### GIVEN TASK
Reproduce all the entries exactly.

* BEGIN DATA *

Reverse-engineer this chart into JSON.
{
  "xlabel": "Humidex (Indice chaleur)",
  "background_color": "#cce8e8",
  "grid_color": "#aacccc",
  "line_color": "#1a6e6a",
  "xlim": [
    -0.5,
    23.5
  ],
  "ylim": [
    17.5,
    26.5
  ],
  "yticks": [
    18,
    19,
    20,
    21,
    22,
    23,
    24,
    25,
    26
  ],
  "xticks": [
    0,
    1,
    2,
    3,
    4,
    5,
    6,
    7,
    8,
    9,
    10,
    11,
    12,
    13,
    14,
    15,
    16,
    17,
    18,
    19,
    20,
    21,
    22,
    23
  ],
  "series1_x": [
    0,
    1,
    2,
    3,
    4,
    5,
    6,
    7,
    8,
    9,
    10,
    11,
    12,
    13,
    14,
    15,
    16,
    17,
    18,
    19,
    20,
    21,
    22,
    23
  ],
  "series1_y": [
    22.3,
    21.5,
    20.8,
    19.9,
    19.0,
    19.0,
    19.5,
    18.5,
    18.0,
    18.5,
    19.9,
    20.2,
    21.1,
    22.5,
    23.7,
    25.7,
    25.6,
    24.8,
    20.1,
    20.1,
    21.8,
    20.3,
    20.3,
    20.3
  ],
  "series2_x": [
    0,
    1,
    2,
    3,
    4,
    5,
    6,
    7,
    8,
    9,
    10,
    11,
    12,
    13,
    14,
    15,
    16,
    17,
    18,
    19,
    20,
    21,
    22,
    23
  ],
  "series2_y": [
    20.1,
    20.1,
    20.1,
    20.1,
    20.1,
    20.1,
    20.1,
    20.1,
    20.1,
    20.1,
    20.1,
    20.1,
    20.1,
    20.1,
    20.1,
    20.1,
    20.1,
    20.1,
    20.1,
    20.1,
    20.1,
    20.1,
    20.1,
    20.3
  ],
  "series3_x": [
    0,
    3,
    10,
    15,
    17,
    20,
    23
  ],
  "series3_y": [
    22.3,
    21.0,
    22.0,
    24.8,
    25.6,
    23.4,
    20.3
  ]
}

* END DATA *

### TASK RESULT
Reverse-engineer this chart into JSON.
{
  "xlabel": "Humidex (Indice chaleur)",
  "background_color": "#cce8e8",
  "grid_color": "#aacccc",
  "line_color": "#1a6e6a",
  "xlim": [
    -0.5,
    23.5
  ],
  "ylim": [
    17.5,
    26.5
  ],
  "yticks": [
    18,
    19,
    20,
    21,
    22,
    23,
    24,
    25,
    26
  ],
  "xticks": [
    0,
    1,
    2,
    3,
    4,
    5,
    6,
    7,
    8,
    9,
    10,
    11,
    12,
    13,
    14,
    15,
    16,
    17,
    18,
    19,
    20,
    21,
    22,
    23
  ],
  "series1_x": [
    0,
    1,
    2,
    3,
    4,
    5,
    6,
    7,
    8,
    9,
    10,
    11,
    12,
    13,
    14,
    15,
    16,
    17,
    18,
    19,
    20,
    21,
    22,
    23
  ],
  "series1_y": [
    22.3,
    21.5,
    20.8,
    19.9,
    19.0,
    19.0,
    19.5,
    18.5,
    18.0,
    18.5,
    19.9,
    20.2,
    21.1,
    22.5,
    23.7,
    25.7,
    25.6,
    24.8,
    20.1,
    20.1,
    21.8,
    20.3,
    20.3,
    20.3
  ],
  "series2_x": [
    0,
    1,
    2,
    3,
    4,
    5,
    6,
    7,
    8,
    9,
    10,
    11,
    12,
    13,
    14,
    15,
    16,
    17,
    18,
    19,
    20,
    21,
    22,
    23
  ],
  "series2_y": [
    20.1,
    20.1,
    20.1,
    20.1,
    20.1,
    20.1,
    20.1,
    20.1,
    20.1,
    20.1,
    20.1,
    20.1,
    20.1,
    20.1,
    20.1,
    20.1,
    20.1,
    20.1,
    20.1,
    20.1,
    20.1,
    20.1,
    20.1,
    20.3
  ],
  "series3_x": [
    0,
    3,
    10,
    15,
    17,
    20,
    23
  ],
  "series3_y": [
    22.3,
    21.0,
    22.0,
    24.8,
    25.6,
    23.4,
    20.3
  ]
}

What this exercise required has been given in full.